TASK INPUT
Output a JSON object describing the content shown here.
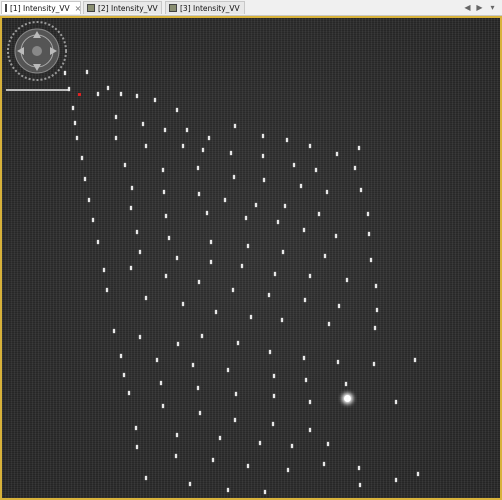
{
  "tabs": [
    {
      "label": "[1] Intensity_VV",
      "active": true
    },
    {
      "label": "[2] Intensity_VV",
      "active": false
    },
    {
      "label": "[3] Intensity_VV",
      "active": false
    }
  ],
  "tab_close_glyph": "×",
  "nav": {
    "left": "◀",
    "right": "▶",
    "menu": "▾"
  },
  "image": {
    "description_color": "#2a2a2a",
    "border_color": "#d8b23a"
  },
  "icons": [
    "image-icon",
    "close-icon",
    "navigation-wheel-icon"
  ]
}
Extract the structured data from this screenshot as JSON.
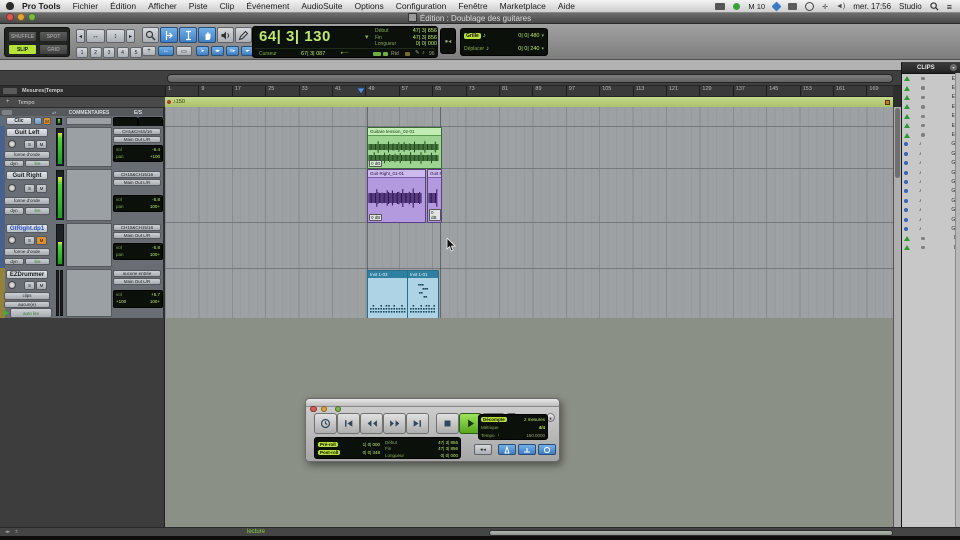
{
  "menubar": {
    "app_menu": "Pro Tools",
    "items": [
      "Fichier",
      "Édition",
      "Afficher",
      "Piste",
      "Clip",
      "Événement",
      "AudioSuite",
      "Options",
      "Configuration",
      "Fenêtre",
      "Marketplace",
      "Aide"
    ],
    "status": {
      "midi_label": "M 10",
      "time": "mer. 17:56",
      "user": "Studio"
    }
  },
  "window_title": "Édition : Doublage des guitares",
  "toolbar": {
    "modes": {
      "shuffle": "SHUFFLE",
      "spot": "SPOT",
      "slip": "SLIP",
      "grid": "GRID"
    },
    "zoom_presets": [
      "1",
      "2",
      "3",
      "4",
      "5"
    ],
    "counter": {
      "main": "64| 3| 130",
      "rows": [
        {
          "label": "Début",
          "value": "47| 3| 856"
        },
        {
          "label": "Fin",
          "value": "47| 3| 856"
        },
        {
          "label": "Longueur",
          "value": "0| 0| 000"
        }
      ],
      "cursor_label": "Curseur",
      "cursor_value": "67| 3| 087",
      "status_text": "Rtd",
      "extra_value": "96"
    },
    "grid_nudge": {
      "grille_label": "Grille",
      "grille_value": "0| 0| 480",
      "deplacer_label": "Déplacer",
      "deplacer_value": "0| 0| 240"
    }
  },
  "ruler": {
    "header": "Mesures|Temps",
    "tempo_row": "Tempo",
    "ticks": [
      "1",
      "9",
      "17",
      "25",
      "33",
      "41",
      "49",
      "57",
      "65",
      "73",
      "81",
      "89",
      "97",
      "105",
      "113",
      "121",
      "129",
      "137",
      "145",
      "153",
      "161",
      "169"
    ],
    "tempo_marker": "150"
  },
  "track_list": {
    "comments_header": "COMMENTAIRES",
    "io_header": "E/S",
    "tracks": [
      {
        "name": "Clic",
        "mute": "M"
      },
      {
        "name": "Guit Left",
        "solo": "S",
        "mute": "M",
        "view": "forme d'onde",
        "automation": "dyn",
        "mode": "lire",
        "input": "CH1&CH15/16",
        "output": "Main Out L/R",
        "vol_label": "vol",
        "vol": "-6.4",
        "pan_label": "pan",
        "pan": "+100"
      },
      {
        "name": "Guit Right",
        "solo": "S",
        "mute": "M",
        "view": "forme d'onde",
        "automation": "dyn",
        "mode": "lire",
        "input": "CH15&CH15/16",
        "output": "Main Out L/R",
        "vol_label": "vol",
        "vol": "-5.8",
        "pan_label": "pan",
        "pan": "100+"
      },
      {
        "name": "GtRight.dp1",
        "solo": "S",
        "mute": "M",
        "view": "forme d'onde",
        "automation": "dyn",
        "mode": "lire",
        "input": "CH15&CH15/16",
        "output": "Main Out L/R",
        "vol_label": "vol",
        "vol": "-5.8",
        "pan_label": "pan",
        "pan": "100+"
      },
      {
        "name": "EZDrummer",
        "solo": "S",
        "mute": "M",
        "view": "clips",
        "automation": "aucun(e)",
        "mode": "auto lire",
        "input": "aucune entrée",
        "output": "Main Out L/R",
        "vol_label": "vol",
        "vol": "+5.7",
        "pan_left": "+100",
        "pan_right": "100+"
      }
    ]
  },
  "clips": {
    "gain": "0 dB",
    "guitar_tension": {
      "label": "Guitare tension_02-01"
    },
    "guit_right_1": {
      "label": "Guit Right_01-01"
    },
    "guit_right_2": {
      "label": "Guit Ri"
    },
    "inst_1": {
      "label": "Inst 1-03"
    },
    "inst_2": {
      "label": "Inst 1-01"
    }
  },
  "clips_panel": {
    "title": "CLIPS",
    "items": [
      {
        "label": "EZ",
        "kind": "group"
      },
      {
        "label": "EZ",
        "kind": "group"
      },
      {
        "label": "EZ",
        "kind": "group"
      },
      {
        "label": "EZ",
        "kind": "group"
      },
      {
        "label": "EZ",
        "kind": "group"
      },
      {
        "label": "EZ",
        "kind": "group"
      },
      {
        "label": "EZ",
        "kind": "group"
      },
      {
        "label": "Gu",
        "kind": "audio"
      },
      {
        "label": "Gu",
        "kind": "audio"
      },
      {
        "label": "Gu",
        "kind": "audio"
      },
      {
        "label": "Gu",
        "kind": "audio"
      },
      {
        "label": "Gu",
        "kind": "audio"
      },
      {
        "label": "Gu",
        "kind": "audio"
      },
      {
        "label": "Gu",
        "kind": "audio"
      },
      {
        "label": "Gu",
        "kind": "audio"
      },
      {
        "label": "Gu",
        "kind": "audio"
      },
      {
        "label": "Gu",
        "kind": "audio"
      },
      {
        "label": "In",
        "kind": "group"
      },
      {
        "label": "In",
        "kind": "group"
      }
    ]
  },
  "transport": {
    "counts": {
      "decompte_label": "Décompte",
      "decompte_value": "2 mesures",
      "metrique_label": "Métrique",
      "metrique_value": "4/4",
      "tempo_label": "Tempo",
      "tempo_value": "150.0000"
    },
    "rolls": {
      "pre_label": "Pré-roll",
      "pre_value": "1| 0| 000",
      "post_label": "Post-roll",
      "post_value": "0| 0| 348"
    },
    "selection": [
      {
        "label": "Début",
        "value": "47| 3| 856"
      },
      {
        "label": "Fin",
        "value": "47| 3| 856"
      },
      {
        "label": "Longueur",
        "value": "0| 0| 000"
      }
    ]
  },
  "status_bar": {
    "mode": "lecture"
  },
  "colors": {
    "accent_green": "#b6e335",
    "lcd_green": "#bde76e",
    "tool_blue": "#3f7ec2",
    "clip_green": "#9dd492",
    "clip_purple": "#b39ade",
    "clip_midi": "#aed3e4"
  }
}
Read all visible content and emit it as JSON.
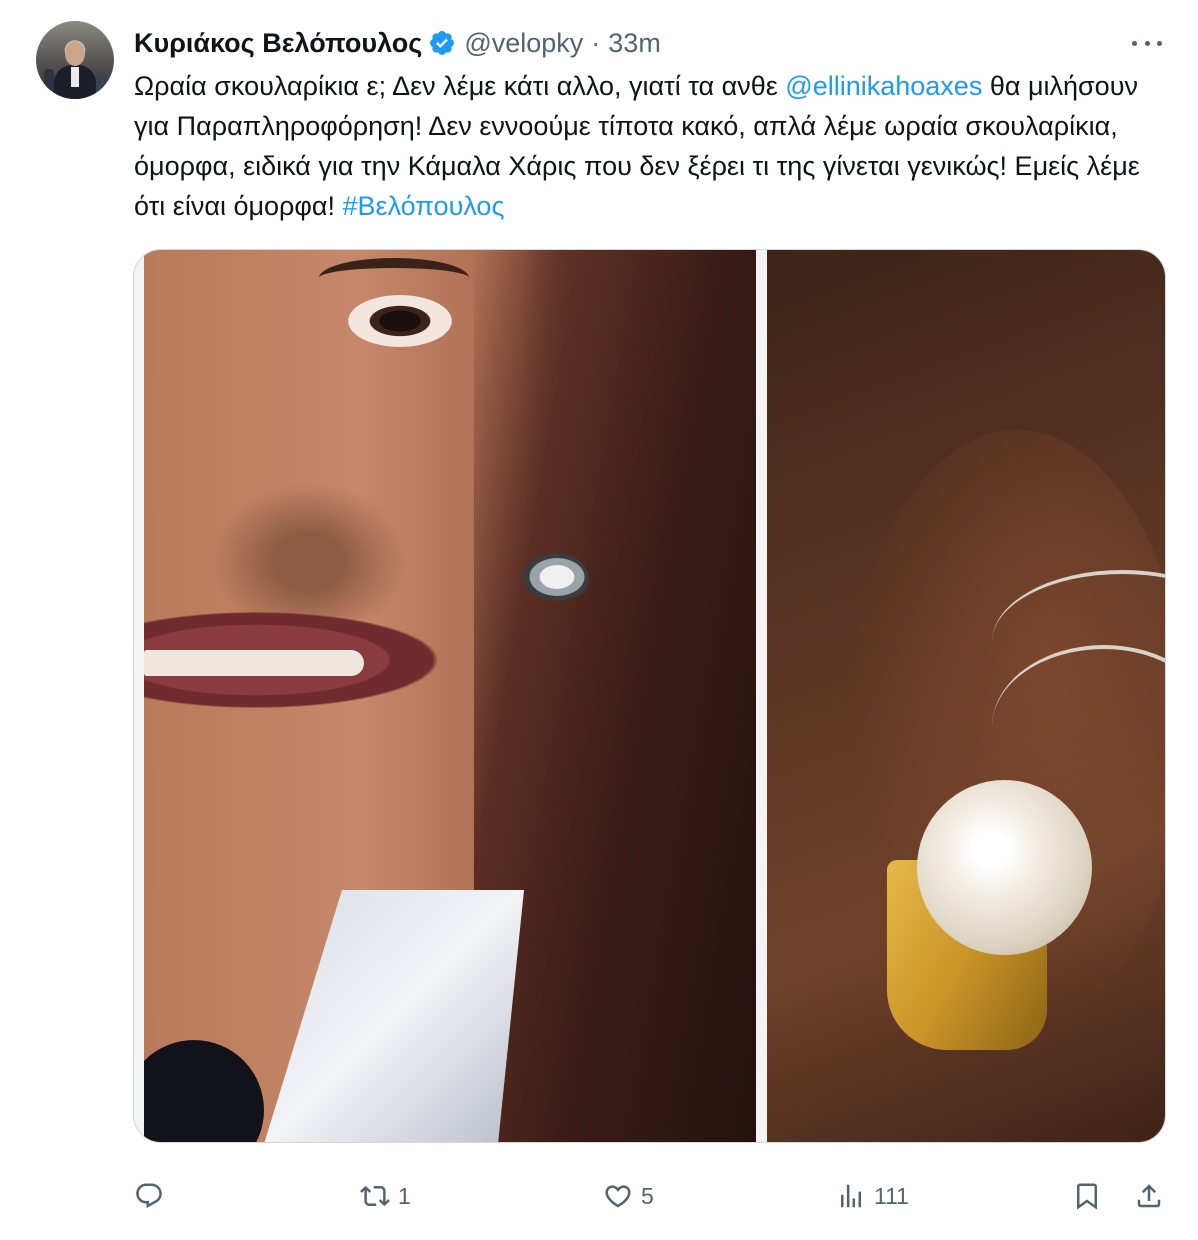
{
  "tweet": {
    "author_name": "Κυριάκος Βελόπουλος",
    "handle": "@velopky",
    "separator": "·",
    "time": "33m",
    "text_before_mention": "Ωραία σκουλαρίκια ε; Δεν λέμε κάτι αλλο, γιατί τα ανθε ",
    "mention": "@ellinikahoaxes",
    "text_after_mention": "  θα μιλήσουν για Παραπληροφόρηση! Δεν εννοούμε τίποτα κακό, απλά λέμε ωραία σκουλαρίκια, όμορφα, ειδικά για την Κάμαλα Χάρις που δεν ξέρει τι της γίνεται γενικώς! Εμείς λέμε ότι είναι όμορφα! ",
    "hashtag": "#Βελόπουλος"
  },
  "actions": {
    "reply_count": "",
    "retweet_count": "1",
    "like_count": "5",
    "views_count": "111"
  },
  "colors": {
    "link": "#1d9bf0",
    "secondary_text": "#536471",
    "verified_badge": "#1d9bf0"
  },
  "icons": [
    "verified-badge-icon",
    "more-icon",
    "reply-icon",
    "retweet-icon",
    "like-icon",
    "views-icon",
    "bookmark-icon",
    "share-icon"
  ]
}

YOUR INSTRUCTIONS
Leave out every picture and copy the rest of the records exactly.

TASK ANSWER
Output a JSON object describing the content shown here.
{
  "tabs": [
    {
      "label": "[1] Intensity_VV",
      "active": true
    },
    {
      "label": "[2] Intensity_VV",
      "active": false
    },
    {
      "label": "[3] Intensity_VV",
      "active": false
    }
  ],
  "tab_close_glyph": "×",
  "nav": {
    "left": "◀",
    "right": "▶",
    "menu": "▾"
  },
  "image": {
    "description_color": "#2a2a2a",
    "border_color": "#d8b23a"
  },
  "icons": [
    "image-icon",
    "close-icon",
    "navigation-wheel-icon"
  ]
}
Extract the structured data from this screenshot as JSON.
{
  "menubar": {
    "app_menu": "Pro Tools",
    "items": [
      "Fichier",
      "Édition",
      "Afficher",
      "Piste",
      "Clip",
      "Événement",
      "AudioSuite",
      "Options",
      "Configuration",
      "Fenêtre",
      "Marketplace",
      "Aide"
    ],
    "status": {
      "midi_label": "M 10",
      "time": "mer. 17:56",
      "user": "Studio"
    }
  },
  "window_title": "Édition : Doublage des guitares",
  "toolbar": {
    "modes": {
      "shuffle": "SHUFFLE",
      "spot": "SPOT",
      "slip": "SLIP",
      "grid": "GRID"
    },
    "zoom_presets": [
      "1",
      "2",
      "3",
      "4",
      "5"
    ],
    "counter": {
      "main": "64| 3| 130",
      "rows": [
        {
          "label": "Début",
          "value": "47| 3| 856"
        },
        {
          "label": "Fin",
          "value": "47| 3| 856"
        },
        {
          "label": "Longueur",
          "value": "0| 0| 000"
        }
      ],
      "cursor_label": "Curseur",
      "cursor_value": "67| 3| 087",
      "status_text": "Rtd",
      "extra_value": "96"
    },
    "grid_nudge": {
      "grille_label": "Grille",
      "grille_value": "0| 0| 480",
      "deplacer_label": "Déplacer",
      "deplacer_value": "0| 0| 240"
    }
  },
  "ruler": {
    "header": "Mesures|Temps",
    "tempo_row": "Tempo",
    "ticks": [
      "1",
      "9",
      "17",
      "25",
      "33",
      "41",
      "49",
      "57",
      "65",
      "73",
      "81",
      "89",
      "97",
      "105",
      "113",
      "121",
      "129",
      "137",
      "145",
      "153",
      "161",
      "169"
    ],
    "tempo_marker": "150"
  },
  "track_list": {
    "comments_header": "COMMENTAIRES",
    "io_header": "E/S",
    "tracks": [
      {
        "name": "Clic",
        "mute": "M"
      },
      {
        "name": "Guit Left",
        "solo": "S",
        "mute": "M",
        "view": "forme d'onde",
        "automation": "dyn",
        "mode": "lire",
        "input": "CH1&CH15/16",
        "output": "Main Out L/R",
        "vol_label": "vol",
        "vol": "-6.4",
        "pan_label": "pan",
        "pan": "+100"
      },
      {
        "name": "Guit Right",
        "solo": "S",
        "mute": "M",
        "view": "forme d'onde",
        "automation": "dyn",
        "mode": "lire",
        "input": "CH15&CH15/16",
        "output": "Main Out L/R",
        "vol_label": "vol",
        "vol": "-5.8",
        "pan_label": "pan",
        "pan": "100+"
      },
      {
        "name": "GtRight.dp1",
        "solo": "S",
        "mute": "M",
        "view": "forme d'onde",
        "automation": "dyn",
        "mode": "lire",
        "input": "CH15&CH15/16",
        "output": "Main Out L/R",
        "vol_label": "vol",
        "vol": "-5.8",
        "pan_label": "pan",
        "pan": "100+"
      },
      {
        "name": "EZDrummer",
        "solo": "S",
        "mute": "M",
        "view": "clips",
        "automation": "aucun(e)",
        "mode": "auto lire",
        "input": "aucune entrée",
        "output": "Main Out L/R",
        "vol_label": "vol",
        "vol": "+5.7",
        "pan_left": "+100",
        "pan_right": "100+"
      }
    ]
  },
  "clips": {
    "gain": "0 dB",
    "guitar_tension": {
      "label": "Guitare tension_02-01"
    },
    "guit_right_1": {
      "label": "Guit Right_01-01"
    },
    "guit_right_2": {
      "label": "Guit Ri"
    },
    "inst_1": {
      "label": "Inst 1-03"
    },
    "inst_2": {
      "label": "Inst 1-01"
    }
  },
  "clips_panel": {
    "title": "CLIPS",
    "items": [
      {
        "label": "EZ",
        "kind": "group"
      },
      {
        "label": "EZ",
        "kind": "group"
      },
      {
        "label": "EZ",
        "kind": "group"
      },
      {
        "label": "EZ",
        "kind": "group"
      },
      {
        "label": "EZ",
        "kind": "group"
      },
      {
        "label": "EZ",
        "kind": "group"
      },
      {
        "label": "EZ",
        "kind": "group"
      },
      {
        "label": "Gu",
        "kind": "audio"
      },
      {
        "label": "Gu",
        "kind": "audio"
      },
      {
        "label": "Gu",
        "kind": "audio"
      },
      {
        "label": "Gu",
        "kind": "audio"
      },
      {
        "label": "Gu",
        "kind": "audio"
      },
      {
        "label": "Gu",
        "kind": "audio"
      },
      {
        "label": "Gu",
        "kind": "audio"
      },
      {
        "label": "Gu",
        "kind": "audio"
      },
      {
        "label": "Gu",
        "kind": "audio"
      },
      {
        "label": "Gu",
        "kind": "audio"
      },
      {
        "label": "In",
        "kind": "group"
      },
      {
        "label": "In",
        "kind": "group"
      }
    ]
  },
  "transport": {
    "counts": {
      "decompte_label": "Décompte",
      "decompte_value": "2 mesures",
      "metrique_label": "Métrique",
      "metrique_value": "4/4",
      "tempo_label": "Tempo",
      "tempo_value": "150.0000"
    },
    "rolls": {
      "pre_label": "Pré-roll",
      "pre_value": "1| 0| 000",
      "post_label": "Post-roll",
      "post_value": "0| 0| 348"
    },
    "selection": [
      {
        "label": "Début",
        "value": "47| 3| 856"
      },
      {
        "label": "Fin",
        "value": "47| 3| 856"
      },
      {
        "label": "Longueur",
        "value": "0| 0| 000"
      }
    ]
  },
  "status_bar": {
    "mode": "lecture"
  },
  "colors": {
    "accent_green": "#b6e335",
    "lcd_green": "#bde76e",
    "tool_blue": "#3f7ec2",
    "clip_green": "#9dd492",
    "clip_purple": "#b39ade",
    "clip_midi": "#aed3e4"
  }
}
Read all visible content and emit it as JSON.
{
  "tweet": {
    "author_name": "Κυριάκος Βελόπουλος",
    "handle": "@velopky",
    "separator": "·",
    "time": "33m",
    "text_before_mention": "Ωραία σκουλαρίκια ε; Δεν λέμε κάτι αλλο, γιατί τα ανθε ",
    "mention": "@ellinikahoaxes",
    "text_after_mention": "  θα μιλήσουν για Παραπληροφόρηση! Δεν εννοούμε τίποτα κακό, απλά λέμε ωραία σκουλαρίκια, όμορφα, ειδικά για την Κάμαλα Χάρις που δεν ξέρει τι της γίνεται γενικώς! Εμείς λέμε ότι είναι όμορφα! ",
    "hashtag": "#Βελόπουλος"
  },
  "actions": {
    "reply_count": "",
    "retweet_count": "1",
    "like_count": "5",
    "views_count": "111"
  },
  "colors": {
    "link": "#1d9bf0",
    "secondary_text": "#536471",
    "verified_badge": "#1d9bf0"
  },
  "icons": [
    "verified-badge-icon",
    "more-icon",
    "reply-icon",
    "retweet-icon",
    "like-icon",
    "views-icon",
    "bookmark-icon",
    "share-icon"
  ]
}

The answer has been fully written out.